■ **WORK REQUEST**
All of the data below is to be returned unaltered.

■ **DATA FOR THIS TASK**
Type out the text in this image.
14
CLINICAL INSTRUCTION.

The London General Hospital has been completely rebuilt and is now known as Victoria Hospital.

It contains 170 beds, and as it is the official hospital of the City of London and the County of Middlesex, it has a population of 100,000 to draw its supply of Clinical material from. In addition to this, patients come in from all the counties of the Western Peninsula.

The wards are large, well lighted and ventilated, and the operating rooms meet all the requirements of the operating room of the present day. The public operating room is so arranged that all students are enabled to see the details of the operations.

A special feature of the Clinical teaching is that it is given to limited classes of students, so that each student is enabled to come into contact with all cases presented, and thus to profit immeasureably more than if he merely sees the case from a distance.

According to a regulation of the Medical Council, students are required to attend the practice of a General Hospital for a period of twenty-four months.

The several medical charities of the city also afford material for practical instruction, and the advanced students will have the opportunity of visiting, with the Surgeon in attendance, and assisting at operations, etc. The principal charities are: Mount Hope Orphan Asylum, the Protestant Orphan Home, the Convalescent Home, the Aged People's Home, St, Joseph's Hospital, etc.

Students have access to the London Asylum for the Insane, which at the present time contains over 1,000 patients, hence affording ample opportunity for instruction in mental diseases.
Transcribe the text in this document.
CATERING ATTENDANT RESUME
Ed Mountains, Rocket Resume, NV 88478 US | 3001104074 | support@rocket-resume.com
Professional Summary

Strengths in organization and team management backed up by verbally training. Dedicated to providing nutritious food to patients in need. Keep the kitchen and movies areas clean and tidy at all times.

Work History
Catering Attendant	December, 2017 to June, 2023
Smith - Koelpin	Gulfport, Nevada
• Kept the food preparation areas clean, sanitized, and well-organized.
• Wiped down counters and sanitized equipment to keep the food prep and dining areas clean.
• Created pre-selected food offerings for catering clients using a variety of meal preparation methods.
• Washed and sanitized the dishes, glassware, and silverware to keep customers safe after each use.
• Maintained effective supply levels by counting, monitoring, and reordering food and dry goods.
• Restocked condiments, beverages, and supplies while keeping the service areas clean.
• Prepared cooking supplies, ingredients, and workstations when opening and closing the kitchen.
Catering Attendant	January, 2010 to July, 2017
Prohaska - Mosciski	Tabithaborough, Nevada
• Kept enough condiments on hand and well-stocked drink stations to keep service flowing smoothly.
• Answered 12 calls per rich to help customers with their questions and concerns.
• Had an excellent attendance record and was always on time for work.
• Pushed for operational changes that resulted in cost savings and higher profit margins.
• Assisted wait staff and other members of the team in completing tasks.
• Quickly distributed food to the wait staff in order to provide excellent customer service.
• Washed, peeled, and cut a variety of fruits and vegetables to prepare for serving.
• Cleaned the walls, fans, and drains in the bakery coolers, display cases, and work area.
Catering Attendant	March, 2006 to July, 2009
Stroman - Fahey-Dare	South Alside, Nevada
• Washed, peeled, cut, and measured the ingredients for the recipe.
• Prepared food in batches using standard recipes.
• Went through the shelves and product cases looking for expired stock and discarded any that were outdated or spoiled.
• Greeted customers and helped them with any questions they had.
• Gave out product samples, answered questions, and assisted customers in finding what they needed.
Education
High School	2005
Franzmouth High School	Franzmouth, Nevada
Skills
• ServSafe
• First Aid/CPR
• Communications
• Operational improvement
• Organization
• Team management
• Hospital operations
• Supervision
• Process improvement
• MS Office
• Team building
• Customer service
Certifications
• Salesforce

■ **WRITTEN RESPONSE**
Type out the text in this image.
14
CLINICAL INSTRUCTION.

The London General Hospital has been completely rebuilt and is now known as Victoria Hospital.

It contains 170 beds, and as it is the official hospital of the City of London and the County of Middlesex, it has a population of 100,000 to draw its supply of Clinical material from. In addition to this, patients come in from all the counties of the Western Peninsula.

The wards are large, well lighted and ventilated, and the operating rooms meet all the requirements of the operating room of the present day. The public operating room is so arranged that all students are enabled to see the details of the operations.

A special feature of the Clinical teaching is that it is given to limited classes of students, so that each student is enabled to come into contact with all cases presented, and thus to profit immeasureably more than if he merely sees the case from a distance.

According to a regulation of the Medical Council, students are required to attend the practice of a General Hospital for a period of twenty-four months.

The several medical charities of the city also afford material for practical instruction, and the advanced students will have the opportunity of visiting, with the Surgeon in attendance, and assisting at operations, etc. The principal charities are: Mount Hope Orphan Asylum, the Protestant Orphan Home, the Convalescent Home, the Aged People's Home, St, Joseph's Hospital, etc.

Students have access to the London Asylum for the Insane, which at the present time contains over 1,000 patients, hence affording ample opportunity for instruction in mental diseases.
Transcribe the text in this document.
CATERING ATTENDANT RESUME
Ed Mountains, Rocket Resume, NV 88478 US | 3001104074 | support@rocket-resume.com
Professional Summary

Strengths in organization and team management backed up by verbally training. Dedicated to providing nutritious food to patients in need. Keep the kitchen and movies areas clean and tidy at all times.

Work History
Catering Attendant	December, 2017 to June, 2023
Smith - Koelpin	Gulfport, Nevada
• Kept the food preparation areas clean, sanitized, and well-organized.
• Wiped down counters and sanitized equipment to keep the food prep and dining areas clean.
• Created pre-selected food offerings for catering clients using a variety of meal preparation methods.
• Washed and sanitized the dishes, glassware, and silverware to keep customers safe after each use.
• Maintained effective supply levels by counting, monitoring, and reordering food and dry goods.
• Restocked condiments, beverages, and supplies while keeping the service areas clean.
• Prepared cooking supplies, ingredients, and workstations when opening and closing the kitchen.
Catering Attendant	January, 2010 to July, 2017
Prohaska - Mosciski	Tabithaborough, Nevada
• Kept enough condiments on hand and well-stocked drink stations to keep service flowing smoothly.
• Answered 12 calls per rich to help customers with their questions and concerns.
• Had an excellent attendance record and was always on time for work.
• Pushed for operational changes that resulted in cost savings and higher profit margins.
• Assisted wait staff and other members of the team in completing tasks.
• Quickly distributed food to the wait staff in order to provide excellent customer service.
• Washed, peeled, and cut a variety of fruits and vegetables to prepare for serving.
• Cleaned the walls, fans, and drains in the bakery coolers, display cases, and work area.
Catering Attendant	March, 2006 to July, 2009
Stroman - Fahey-Dare	South Alside, Nevada
• Washed, peeled, cut, and measured the ingredients for the recipe.
• Prepared food in batches using standard recipes.
• Went through the shelves and product cases looking for expired stock and discarded any that were outdated or spoiled.
• Greeted customers and helped them with any questions they had.
• Gave out product samples, answered questions, and assisted customers in finding what they needed.
Education
High School	2005
Franzmouth High School	Franzmouth, Nevada
Skills
• ServSafe
• First Aid/CPR
• Communications
• Operational improvement
• Organization
• Team management
• Hospital operations
• Supervision
• Process improvement
• MS Office
• Team building
• Customer service
Certifications
• Salesforce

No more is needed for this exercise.